* WORK REQUIRED:
Search the records that follow and extract every line containing the string "Dust".

(Dataset excerpt)
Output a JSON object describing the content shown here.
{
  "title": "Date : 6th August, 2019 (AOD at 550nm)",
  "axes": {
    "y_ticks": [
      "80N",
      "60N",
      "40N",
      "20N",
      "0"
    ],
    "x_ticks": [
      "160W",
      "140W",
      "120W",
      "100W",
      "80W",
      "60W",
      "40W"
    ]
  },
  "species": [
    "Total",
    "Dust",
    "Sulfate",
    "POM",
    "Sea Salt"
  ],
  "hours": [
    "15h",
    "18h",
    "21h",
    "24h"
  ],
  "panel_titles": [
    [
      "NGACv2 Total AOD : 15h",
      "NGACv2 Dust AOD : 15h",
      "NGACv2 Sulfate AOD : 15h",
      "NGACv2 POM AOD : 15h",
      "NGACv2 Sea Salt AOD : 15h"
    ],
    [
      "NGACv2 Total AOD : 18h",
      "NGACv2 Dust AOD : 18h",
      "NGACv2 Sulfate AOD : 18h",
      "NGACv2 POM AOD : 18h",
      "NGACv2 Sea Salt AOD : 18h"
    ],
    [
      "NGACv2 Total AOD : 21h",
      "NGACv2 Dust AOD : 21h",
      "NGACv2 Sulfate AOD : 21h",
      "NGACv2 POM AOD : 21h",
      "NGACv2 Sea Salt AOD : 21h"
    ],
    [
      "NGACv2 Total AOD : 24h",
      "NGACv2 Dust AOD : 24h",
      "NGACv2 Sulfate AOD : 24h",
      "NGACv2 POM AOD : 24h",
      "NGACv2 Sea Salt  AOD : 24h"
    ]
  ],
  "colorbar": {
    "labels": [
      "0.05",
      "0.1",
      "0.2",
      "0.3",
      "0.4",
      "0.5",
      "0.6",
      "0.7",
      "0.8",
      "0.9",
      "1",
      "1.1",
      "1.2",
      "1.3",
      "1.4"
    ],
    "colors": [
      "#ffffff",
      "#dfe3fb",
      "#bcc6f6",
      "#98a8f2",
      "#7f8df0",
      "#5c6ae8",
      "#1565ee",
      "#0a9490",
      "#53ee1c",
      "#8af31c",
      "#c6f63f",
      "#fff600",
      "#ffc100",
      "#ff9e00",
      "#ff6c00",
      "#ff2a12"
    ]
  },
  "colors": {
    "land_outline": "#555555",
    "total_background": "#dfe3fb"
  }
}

* TASK RESPONSE:
    "Dust",
      "NGACv2 Dust AOD : 15h",
      "NGACv2 Dust AOD : 18h",
      "NGACv2 Dust AOD : 21h",
      "NGACv2 Dust AOD : 24h",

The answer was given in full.